┏━━
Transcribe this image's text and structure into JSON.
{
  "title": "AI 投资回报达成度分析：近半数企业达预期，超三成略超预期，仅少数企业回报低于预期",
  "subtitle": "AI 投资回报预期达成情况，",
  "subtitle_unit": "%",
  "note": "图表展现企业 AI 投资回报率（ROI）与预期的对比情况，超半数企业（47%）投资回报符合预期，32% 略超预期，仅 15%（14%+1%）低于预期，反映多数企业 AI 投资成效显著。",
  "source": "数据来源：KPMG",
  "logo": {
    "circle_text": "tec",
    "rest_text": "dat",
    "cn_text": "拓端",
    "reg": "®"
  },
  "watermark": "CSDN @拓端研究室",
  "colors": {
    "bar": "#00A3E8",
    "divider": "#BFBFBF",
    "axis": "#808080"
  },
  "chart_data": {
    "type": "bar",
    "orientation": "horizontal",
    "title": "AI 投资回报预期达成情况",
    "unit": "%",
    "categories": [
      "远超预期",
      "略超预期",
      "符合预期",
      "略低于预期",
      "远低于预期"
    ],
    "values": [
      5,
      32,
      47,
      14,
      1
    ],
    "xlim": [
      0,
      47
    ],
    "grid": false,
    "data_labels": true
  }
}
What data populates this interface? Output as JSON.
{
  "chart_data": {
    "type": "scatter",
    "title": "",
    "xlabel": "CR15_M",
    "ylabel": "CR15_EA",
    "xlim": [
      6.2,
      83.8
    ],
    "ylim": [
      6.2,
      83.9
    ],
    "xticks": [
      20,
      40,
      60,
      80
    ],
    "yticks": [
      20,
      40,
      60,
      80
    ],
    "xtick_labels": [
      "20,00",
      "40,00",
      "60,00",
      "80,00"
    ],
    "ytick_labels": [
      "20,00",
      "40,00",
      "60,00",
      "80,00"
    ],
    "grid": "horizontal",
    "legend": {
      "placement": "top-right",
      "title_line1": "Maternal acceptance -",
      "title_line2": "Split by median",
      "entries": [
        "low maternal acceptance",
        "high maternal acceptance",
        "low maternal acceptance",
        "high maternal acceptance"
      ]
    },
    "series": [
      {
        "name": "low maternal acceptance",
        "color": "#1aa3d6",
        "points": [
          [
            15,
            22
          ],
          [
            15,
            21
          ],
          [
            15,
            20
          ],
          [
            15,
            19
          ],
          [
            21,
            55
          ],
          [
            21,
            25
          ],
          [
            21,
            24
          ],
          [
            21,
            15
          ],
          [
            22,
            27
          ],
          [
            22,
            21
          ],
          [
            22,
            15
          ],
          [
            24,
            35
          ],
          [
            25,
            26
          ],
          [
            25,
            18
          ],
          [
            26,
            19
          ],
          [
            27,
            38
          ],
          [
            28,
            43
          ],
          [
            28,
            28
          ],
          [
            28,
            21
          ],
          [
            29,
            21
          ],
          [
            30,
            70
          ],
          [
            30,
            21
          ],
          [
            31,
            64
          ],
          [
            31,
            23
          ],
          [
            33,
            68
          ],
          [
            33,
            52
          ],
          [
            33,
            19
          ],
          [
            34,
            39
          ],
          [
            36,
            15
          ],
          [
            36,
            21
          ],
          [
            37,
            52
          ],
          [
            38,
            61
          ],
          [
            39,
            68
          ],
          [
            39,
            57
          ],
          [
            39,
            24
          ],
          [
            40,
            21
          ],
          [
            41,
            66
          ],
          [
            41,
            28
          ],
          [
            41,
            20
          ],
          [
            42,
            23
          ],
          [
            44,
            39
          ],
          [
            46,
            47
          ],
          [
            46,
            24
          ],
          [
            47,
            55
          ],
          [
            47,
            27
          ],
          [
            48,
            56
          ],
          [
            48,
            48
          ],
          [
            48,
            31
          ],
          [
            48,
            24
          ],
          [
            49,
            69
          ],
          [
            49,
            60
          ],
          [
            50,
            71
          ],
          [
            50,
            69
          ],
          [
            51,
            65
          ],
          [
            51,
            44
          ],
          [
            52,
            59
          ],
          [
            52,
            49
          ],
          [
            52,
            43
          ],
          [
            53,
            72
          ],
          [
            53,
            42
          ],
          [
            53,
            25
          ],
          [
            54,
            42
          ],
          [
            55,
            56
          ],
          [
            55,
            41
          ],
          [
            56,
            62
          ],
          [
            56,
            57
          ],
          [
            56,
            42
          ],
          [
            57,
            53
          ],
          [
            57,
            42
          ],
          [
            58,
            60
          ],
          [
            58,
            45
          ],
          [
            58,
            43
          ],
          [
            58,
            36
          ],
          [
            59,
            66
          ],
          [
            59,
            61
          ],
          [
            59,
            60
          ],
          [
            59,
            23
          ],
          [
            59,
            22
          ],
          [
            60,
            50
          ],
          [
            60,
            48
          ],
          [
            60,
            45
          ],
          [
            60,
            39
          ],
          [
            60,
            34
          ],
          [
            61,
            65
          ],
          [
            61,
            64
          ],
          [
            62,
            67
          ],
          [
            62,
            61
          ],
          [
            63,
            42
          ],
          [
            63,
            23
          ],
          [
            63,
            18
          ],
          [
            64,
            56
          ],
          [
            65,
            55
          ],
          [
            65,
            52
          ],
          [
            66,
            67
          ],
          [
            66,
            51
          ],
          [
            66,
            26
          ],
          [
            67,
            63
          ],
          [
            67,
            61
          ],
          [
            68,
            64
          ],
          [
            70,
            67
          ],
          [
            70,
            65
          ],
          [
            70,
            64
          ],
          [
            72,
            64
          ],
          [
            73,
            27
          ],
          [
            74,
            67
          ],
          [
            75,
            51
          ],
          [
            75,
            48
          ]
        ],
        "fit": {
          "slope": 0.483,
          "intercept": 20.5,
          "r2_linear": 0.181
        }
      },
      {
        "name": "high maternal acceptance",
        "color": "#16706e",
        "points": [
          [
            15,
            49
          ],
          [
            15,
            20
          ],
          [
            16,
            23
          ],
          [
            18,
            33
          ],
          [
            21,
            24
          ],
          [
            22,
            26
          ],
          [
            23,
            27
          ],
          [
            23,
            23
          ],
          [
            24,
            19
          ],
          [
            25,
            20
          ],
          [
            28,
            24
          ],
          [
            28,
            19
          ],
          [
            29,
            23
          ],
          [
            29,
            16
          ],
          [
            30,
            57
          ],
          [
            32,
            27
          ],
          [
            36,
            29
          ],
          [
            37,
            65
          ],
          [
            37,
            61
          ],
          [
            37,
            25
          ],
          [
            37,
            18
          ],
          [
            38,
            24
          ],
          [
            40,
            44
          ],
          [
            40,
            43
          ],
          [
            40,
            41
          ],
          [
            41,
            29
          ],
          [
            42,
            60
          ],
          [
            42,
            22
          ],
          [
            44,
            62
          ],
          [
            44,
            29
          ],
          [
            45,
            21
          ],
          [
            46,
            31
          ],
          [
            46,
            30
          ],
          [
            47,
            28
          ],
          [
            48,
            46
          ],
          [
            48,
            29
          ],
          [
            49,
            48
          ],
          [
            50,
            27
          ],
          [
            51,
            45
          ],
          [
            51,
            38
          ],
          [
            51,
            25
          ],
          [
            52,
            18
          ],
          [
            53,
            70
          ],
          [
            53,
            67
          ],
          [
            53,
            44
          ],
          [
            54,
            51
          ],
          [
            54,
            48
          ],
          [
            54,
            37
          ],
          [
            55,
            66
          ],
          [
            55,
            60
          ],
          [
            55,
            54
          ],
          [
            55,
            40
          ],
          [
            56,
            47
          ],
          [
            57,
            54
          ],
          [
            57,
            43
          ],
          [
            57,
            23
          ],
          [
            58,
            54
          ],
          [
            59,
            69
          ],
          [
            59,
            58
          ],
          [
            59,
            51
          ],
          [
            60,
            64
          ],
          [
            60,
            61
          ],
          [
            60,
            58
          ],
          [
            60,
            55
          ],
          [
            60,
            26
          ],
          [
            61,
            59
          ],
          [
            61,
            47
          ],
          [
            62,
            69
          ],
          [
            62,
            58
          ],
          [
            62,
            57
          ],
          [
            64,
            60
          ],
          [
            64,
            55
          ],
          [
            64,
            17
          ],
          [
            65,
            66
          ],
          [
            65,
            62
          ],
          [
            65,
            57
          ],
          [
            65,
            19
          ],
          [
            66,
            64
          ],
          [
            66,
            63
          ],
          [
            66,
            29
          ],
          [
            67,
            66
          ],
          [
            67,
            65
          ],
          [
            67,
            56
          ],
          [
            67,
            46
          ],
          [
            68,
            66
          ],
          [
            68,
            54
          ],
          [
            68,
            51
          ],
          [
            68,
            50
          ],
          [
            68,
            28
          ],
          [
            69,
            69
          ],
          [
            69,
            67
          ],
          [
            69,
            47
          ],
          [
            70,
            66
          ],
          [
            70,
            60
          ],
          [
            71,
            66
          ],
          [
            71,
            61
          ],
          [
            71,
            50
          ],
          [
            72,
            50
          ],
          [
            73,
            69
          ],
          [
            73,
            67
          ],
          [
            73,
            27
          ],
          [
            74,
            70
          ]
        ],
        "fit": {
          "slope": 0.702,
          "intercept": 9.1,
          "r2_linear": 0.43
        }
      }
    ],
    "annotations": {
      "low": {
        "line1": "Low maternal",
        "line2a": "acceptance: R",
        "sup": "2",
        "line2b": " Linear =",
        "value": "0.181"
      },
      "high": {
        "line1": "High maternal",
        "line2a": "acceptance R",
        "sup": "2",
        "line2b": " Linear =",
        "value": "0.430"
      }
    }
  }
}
┗━━
■ **TASK REQUIREMENTS**
Which lines in the listing above hold the word "投资回报预期达成情况"? Show each of them.

■ **ANSWER IN FULL**
  "subtitle": "AI 投资回报预期达成情况，",
    "title": "AI 投资回报预期达成情况",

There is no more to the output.